Nothing in the data should change when you return it, but leave the pictures out.

···

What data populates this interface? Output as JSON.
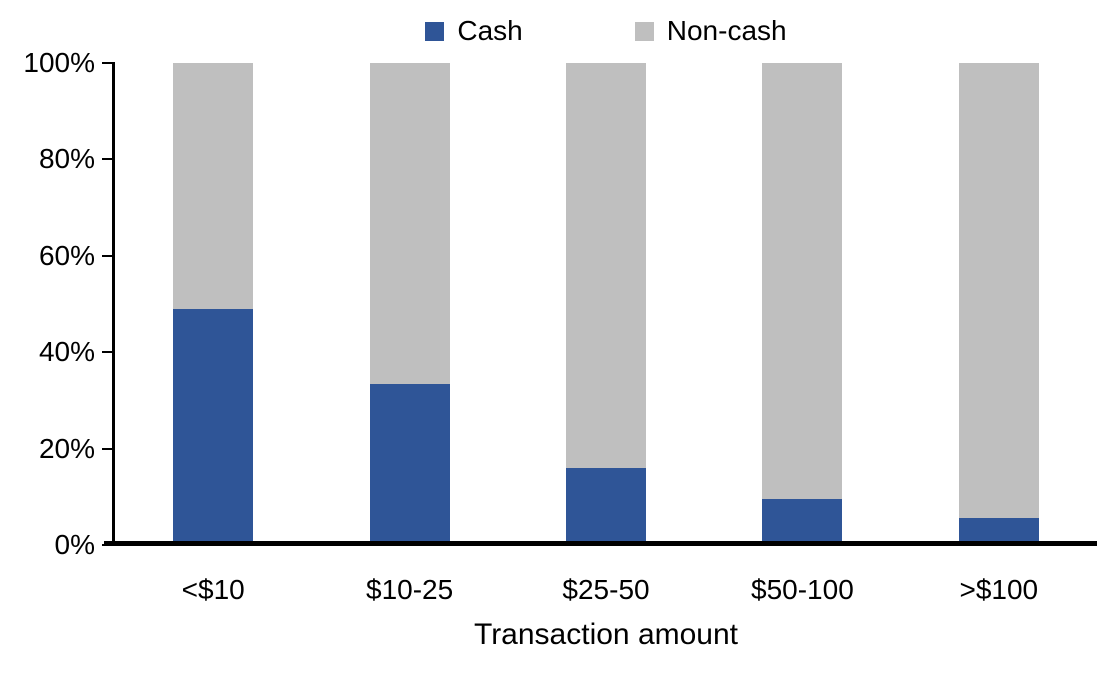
{
  "chart_data": {
    "type": "bar",
    "stacked": true,
    "stack_total": 100,
    "categories": [
      "<$10",
      "$10-25",
      "$25-50",
      "$50-100",
      ">$100"
    ],
    "series": [
      {
        "name": "Cash",
        "color": "#2F5597",
        "values": [
          49,
          33.5,
          16,
          9.5,
          5.5
        ]
      },
      {
        "name": "Non-cash",
        "color": "#BFBFBF",
        "values": [
          51,
          66.5,
          84,
          90.5,
          94.5
        ]
      }
    ],
    "xlabel": "Transaction amount",
    "ylim": [
      0,
      100
    ],
    "ytick_values": [
      0,
      20,
      40,
      60,
      80,
      100
    ],
    "ytick_labels": [
      "0%",
      "20%",
      "40%",
      "60%",
      "80%",
      "100%"
    ],
    "grid": false,
    "legend_position": "top-center",
    "axis_color": "#000000",
    "text_color": "#000000",
    "background": "#FFFFFF"
  }
}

···

Exercise response |
What data populates this interface? Output as JSON.
{
  "chart_data": {
    "type": "bar",
    "stacked": true,
    "stack_total": 100,
    "categories": [
      "<$10",
      "$10-25",
      "$25-50",
      "$50-100",
      ">$100"
    ],
    "series": [
      {
        "name": "Cash",
        "color": "#2F5597",
        "values": [
          49,
          33.5,
          16,
          9.5,
          5.5
        ]
      },
      {
        "name": "Non-cash",
        "color": "#BFBFBF",
        "values": [
          51,
          66.5,
          84,
          90.5,
          94.5
        ]
      }
    ],
    "xlabel": "Transaction amount",
    "ylim": [
      0,
      100
    ],
    "ytick_values": [
      0,
      20,
      40,
      60,
      80,
      100
    ],
    "ytick_labels": [
      "0%",
      "20%",
      "40%",
      "60%",
      "80%",
      "100%"
    ],
    "grid": false,
    "legend_position": "top-center",
    "axis_color": "#000000",
    "text_color": "#000000",
    "background": "#FFFFFF"
  }
}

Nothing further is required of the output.